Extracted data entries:
┌────────

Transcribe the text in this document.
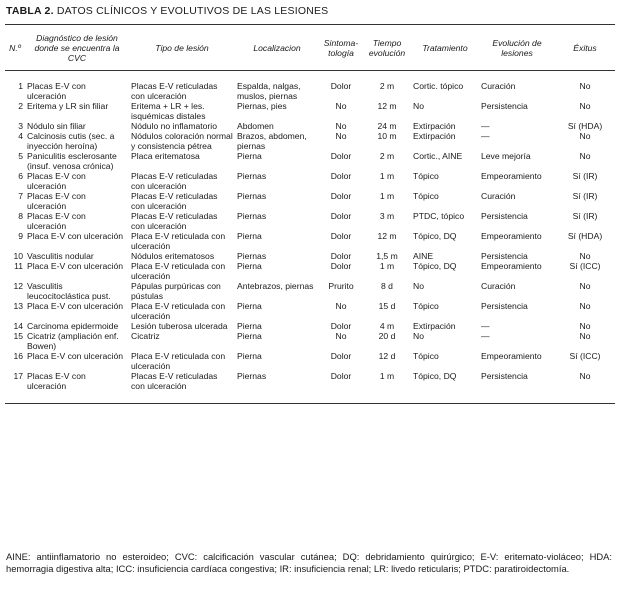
TABLA 2. DATOS CLÍNICOS Y EVOLUTIVOS DE LAS LESIONES
N.º	Diagnóstico de lesión donde se encuentra la CVC	Tipo de lesión	Localizacion	Sintoma-tología	Tiempo evolución	Tratamiento	Evolución de lesiones	Éxitus
1	Placas E-V con ulceración	Placas E-V reticuladas con ulceración	Espalda, nalgas, muslos, piernas	Dolor	2 m	Cortic. tópico	Curación	No
2	Eritema y LR sin filiar	Eritema + LR + les. isquémicas distales	Piernas, pies	No	12 m	No	Persistencia	No
3	Nódulo sin filiar	Nódulo no inflamatorio	Abdomen	No	24 m	Extirpación	—	Sí (HDA)
4	Calcinosis cutis (sec. a inyección heroína)	Nódulos coloración normal y consistencia pétrea	Brazos, abdomen, piernas	No	10 m	Extirpación	—	No
5	Paniculitis esclerosante (insuf. venosa crónica)	Placa eritematosa	Pierna	Dolor	2 m	Cortic., AINE	Leve mejoría	No
6	Placas E-V con ulceración	Placas E-V reticuladas con ulceración	Piernas	Dolor	1 m	Tópico	Empeoramiento	Sí (IR)
7	Placas E-V con ulceración	Placas E-V reticuladas con ulceración	Piernas	Dolor	1 m	Tópico	Curación	Sí (IR)
8	Placas E-V con ulceración	Placas E-V reticuladas con ulceración	Piernas	Dolor	3 m	PTDC, tópico	Persistencia	Sí (IR)
9	Placa E-V con ulceración	Placa E-V reticulada con ulceración	Pierna	Dolor	12 m	Tópico, DQ	Empeoramiento	Sí (HDA)
10	Vasculitis nodular	Nódulos eritematosos	Piernas	Dolor	1,5 m	AINE	Persistencia	No
11	Placa E-V con ulceración	Placa E-V reticulada con ulceración	Pierna	Dolor	1 m	Tópico, DQ	Empeoramiento	Sí (ICC)
12	Vasculitis leucocitoclástica pust.	Pápulas purpúricas con pústulas	Antebrazos, piernas	Prurito	8 d	No	Curación	No
13	Placa E-V con ulceración	Placa E-V reticulada con ulceración	Pierna	No	15 d	Tópico	Persistencia	No
14	Carcinoma epidermoide	Lesión tuberosa ulcerada	Pierna	Dolor	4 m	Extirpación	—	No
15	Cicatriz (ampliación enf. Bowen)	Cicatriz	Pierna	No	20 d	No	—	No
16	Placa E-V con ulceración	Placa E-V reticulada con ulceración	Pierna	Dolor	12 d	Tópico	Empeoramiento	Sí (ICC)
17	Placas E-V con ulceración	Placas E-V reticuladas con ulceración	Piernas	Dolor	1 m	Tópico, DQ	Persistencia	No
AINE: antiinflamatorio no esteroideo; CVC: calcificación vascular cutánea; DQ: debridamiento quirúrgico; E-V: eritemato-violáceo; HDA: hemorragia digestiva alta; ICC: insuficiencia cardíaca congestiva; IR: insuficiencia renal; LR: livedo reticularis; PTDC: paratiroidectomía.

└────────

WORK INSTRUCTIONS:
Copy every line in the records above that contains the word "Persistencia".

TASK RESULT:
2	Eritema y LR sin filiar	Eritema + LR + les. isquémicas distales	Piernas, pies	No	12 m	No	Persistencia	No
8	Placas E-V con ulceración	Placas E-V reticuladas con ulceración	Piernas	Dolor	3 m	PTDC, tópico	Persistencia	Sí (IR)
10	Vasculitis nodular	Nódulos eritematosos	Piernas	Dolor	1,5 m	AINE	Persistencia	No
13	Placa E-V con ulceración	Placa E-V reticulada con ulceración	Pierna	No	15 d	Tópico	Persistencia	No
17	Placas E-V con ulceración	Placas E-V reticuladas con ulceración	Piernas	Dolor	1 m	Tópico, DQ	Persistencia	No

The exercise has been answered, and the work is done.